## Task goal
Filter the entries and keep only the lines where the string "mercado" appears.

## Dataset entries
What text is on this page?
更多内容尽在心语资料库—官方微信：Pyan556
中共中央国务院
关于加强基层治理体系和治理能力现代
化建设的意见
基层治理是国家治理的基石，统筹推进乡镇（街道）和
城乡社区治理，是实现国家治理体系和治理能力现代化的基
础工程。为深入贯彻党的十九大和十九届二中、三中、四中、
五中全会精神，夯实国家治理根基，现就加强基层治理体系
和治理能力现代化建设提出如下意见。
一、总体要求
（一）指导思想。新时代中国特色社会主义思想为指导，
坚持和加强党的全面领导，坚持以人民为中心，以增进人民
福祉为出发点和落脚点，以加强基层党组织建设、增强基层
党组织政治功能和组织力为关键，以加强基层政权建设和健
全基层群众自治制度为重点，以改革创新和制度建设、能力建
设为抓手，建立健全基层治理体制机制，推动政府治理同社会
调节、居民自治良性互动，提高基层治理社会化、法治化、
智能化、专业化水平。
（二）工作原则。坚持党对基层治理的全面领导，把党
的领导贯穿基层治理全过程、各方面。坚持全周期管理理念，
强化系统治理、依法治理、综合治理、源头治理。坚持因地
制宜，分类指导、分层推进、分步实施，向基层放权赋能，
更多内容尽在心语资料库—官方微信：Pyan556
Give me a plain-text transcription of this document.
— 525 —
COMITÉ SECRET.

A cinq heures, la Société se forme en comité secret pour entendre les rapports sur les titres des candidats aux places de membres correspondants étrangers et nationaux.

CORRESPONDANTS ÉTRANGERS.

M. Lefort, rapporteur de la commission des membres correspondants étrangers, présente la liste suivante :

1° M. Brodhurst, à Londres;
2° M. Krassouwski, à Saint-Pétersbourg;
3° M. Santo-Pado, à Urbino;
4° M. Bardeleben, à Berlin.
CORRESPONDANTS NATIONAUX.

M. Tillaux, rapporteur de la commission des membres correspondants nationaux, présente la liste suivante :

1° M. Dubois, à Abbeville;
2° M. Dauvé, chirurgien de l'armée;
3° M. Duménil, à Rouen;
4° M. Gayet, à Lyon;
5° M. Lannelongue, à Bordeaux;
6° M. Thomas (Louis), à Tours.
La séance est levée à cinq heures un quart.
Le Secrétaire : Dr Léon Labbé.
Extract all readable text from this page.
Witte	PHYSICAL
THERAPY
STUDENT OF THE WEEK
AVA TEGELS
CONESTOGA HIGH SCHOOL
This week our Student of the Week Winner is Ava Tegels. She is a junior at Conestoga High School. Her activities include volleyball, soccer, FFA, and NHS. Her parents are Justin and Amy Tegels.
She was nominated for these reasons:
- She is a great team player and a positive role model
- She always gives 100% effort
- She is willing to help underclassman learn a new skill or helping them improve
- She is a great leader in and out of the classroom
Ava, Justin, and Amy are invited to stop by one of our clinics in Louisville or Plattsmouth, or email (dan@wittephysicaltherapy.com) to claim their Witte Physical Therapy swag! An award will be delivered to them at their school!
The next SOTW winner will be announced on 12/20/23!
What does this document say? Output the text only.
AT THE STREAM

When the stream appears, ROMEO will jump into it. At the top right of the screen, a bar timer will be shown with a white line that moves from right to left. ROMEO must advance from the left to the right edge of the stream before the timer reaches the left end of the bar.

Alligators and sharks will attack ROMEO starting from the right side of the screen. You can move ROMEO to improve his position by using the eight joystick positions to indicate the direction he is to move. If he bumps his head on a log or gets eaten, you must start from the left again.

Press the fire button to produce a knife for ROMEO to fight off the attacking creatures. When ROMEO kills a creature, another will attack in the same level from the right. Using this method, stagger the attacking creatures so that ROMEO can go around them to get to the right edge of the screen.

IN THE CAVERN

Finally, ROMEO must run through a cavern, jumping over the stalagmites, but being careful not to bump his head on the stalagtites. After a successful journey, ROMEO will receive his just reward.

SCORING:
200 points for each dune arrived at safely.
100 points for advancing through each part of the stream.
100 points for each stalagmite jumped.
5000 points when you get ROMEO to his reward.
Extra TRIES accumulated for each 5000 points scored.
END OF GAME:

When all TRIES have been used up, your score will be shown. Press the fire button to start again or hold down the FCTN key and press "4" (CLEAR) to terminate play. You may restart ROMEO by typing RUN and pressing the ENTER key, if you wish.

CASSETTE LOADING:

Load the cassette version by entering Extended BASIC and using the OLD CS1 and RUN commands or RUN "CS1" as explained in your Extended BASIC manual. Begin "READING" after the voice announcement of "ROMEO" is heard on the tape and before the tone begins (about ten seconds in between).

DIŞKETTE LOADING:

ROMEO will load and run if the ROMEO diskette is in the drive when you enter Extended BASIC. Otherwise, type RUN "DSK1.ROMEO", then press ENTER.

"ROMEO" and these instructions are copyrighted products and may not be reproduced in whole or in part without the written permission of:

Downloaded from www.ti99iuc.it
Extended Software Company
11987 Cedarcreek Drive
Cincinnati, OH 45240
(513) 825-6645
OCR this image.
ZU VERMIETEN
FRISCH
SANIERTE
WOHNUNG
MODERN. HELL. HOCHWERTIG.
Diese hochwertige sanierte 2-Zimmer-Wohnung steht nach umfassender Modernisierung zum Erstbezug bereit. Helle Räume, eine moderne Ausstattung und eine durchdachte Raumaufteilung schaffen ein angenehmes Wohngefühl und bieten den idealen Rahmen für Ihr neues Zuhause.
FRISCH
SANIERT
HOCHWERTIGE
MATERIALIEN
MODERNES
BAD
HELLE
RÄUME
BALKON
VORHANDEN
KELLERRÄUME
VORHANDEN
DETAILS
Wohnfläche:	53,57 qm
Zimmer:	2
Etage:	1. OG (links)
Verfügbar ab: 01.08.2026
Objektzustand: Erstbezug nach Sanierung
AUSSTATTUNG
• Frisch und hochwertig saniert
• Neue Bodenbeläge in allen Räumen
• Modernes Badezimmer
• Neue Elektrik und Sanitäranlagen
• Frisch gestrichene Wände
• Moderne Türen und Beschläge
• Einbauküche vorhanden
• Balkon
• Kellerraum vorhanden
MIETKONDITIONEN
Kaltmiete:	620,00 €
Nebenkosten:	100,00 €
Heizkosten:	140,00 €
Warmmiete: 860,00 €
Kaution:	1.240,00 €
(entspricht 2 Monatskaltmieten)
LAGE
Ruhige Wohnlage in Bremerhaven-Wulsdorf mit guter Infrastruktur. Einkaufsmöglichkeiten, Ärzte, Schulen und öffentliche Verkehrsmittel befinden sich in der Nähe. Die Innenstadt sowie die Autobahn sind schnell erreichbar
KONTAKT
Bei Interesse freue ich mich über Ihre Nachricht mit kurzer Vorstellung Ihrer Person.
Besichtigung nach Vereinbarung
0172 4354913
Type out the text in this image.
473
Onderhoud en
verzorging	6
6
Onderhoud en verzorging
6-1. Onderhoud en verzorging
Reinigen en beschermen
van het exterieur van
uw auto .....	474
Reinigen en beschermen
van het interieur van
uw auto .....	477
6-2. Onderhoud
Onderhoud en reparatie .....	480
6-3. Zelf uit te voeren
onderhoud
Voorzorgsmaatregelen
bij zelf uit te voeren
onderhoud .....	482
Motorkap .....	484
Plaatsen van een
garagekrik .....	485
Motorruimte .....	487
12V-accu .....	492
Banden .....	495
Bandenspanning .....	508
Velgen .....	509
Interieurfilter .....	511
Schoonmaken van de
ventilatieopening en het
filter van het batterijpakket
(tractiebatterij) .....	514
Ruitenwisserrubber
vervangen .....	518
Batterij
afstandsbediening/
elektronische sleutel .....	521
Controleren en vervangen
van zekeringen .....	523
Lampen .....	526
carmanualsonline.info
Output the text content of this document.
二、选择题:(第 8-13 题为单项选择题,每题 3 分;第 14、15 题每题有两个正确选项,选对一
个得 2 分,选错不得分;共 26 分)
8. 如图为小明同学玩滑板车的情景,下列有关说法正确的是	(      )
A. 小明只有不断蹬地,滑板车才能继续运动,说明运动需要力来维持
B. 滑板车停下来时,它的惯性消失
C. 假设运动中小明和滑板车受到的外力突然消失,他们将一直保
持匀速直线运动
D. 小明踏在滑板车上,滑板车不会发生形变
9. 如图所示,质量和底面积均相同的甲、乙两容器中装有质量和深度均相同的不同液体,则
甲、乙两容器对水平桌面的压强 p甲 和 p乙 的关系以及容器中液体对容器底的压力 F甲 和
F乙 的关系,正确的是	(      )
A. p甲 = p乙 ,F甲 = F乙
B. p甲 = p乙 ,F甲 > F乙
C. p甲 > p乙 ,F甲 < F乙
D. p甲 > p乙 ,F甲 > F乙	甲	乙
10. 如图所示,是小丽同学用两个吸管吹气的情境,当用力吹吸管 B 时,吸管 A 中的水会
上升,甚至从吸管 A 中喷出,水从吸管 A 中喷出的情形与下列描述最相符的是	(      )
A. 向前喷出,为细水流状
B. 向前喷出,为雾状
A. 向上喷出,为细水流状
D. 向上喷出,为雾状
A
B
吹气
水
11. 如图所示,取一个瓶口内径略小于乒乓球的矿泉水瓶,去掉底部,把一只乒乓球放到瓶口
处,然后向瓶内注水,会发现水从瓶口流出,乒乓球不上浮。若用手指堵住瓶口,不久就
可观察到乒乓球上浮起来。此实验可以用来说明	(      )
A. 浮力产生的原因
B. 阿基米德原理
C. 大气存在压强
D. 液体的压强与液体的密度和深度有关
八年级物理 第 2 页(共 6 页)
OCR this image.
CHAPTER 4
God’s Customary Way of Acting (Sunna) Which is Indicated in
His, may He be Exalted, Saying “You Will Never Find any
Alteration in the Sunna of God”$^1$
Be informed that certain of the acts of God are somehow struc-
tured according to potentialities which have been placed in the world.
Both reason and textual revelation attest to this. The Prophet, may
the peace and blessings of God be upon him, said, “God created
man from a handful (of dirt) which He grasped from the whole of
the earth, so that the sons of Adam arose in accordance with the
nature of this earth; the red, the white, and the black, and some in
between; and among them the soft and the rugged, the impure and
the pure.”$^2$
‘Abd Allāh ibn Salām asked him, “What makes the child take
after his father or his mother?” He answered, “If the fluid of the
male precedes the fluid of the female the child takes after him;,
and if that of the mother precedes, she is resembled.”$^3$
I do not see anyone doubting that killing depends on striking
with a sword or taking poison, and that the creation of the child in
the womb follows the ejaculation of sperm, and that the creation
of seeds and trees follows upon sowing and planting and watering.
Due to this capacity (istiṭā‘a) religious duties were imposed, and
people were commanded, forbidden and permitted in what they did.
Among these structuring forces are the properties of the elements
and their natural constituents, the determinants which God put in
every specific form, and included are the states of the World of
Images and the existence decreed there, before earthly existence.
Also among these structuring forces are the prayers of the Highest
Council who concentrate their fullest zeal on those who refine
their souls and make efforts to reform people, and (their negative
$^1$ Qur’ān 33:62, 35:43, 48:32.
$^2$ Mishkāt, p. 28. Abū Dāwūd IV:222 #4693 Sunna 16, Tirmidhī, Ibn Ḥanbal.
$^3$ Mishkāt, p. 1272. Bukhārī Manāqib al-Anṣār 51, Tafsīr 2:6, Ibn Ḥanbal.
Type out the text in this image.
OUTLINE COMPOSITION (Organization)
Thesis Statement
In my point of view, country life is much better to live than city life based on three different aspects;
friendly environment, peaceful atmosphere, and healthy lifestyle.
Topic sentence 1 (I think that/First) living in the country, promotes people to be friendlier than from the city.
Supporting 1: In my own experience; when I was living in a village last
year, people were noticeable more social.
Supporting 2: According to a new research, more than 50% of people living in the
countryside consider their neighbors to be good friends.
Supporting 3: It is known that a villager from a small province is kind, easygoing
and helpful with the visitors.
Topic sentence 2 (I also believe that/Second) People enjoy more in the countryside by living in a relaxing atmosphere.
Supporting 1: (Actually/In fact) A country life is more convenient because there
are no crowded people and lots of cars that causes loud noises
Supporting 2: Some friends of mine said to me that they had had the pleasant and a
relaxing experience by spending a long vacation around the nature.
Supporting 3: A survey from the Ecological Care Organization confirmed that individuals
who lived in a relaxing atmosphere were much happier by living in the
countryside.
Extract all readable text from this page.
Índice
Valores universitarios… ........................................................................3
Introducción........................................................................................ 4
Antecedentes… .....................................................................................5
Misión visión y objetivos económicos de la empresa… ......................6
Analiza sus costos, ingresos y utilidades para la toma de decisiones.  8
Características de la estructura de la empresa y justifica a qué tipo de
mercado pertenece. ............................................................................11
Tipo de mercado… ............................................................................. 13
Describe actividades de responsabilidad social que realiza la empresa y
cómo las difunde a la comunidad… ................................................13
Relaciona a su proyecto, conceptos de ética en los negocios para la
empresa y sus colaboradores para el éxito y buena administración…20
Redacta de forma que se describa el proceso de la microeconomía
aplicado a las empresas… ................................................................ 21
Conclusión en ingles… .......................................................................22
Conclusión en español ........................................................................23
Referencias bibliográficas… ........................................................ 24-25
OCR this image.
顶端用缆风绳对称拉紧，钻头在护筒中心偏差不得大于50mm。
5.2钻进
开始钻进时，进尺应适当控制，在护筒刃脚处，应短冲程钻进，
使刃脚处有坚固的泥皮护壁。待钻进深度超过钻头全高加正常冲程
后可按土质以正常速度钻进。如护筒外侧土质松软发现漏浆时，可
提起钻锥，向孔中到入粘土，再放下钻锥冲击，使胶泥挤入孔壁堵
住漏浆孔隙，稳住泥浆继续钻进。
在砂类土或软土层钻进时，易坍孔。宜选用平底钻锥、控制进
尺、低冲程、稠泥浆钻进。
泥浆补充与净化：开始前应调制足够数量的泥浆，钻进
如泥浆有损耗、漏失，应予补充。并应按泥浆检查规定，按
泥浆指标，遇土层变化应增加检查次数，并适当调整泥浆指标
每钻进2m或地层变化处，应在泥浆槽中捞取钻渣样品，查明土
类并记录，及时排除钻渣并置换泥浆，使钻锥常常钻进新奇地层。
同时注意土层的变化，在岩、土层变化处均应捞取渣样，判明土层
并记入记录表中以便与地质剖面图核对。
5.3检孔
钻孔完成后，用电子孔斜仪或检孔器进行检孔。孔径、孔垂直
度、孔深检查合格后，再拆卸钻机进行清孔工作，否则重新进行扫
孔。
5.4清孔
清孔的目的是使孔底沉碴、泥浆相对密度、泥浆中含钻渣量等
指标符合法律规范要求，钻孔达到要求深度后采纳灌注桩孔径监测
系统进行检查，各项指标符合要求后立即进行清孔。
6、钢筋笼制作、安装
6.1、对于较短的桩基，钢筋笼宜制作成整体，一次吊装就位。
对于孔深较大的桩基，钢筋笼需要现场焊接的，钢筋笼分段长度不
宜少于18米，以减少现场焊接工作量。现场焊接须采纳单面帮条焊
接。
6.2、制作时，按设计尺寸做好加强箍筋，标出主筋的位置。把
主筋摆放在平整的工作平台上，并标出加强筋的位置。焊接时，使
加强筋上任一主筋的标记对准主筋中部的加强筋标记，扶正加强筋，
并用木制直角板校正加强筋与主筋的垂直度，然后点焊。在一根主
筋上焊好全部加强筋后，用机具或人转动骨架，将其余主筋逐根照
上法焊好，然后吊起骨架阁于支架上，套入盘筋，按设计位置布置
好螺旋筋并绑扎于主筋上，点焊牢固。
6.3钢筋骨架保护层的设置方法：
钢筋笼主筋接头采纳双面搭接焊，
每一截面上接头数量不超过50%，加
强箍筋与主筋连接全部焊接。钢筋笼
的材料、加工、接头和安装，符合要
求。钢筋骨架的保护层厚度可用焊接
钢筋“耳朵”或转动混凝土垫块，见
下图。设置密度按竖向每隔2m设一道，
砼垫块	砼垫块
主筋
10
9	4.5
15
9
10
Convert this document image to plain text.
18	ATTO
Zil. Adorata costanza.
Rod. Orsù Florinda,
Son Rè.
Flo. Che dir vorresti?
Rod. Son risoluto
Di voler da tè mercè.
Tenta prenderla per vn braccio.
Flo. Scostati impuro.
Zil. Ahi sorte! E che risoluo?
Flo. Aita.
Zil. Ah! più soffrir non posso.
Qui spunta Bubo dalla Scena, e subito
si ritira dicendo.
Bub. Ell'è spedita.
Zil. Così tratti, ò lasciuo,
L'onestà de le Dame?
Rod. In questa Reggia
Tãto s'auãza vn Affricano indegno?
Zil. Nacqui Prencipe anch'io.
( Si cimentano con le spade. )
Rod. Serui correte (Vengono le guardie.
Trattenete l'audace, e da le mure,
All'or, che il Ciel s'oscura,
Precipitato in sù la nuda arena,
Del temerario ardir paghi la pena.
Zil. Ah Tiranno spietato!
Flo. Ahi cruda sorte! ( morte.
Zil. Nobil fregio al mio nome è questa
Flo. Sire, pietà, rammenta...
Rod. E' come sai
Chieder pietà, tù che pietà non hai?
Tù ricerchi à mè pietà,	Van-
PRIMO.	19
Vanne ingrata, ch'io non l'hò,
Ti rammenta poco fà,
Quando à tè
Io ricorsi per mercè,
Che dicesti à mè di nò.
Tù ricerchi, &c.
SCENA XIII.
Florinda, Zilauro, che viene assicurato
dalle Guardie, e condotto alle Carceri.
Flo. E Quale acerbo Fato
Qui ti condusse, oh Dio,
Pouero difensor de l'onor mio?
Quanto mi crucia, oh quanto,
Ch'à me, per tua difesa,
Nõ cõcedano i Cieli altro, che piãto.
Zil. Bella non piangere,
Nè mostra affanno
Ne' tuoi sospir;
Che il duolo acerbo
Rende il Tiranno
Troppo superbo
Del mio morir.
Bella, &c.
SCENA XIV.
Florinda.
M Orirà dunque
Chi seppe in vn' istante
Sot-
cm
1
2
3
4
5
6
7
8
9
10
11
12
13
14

## Written answer
mercado pertenece. ............................................................................11
Tipo de mercado… ............................................................................. 13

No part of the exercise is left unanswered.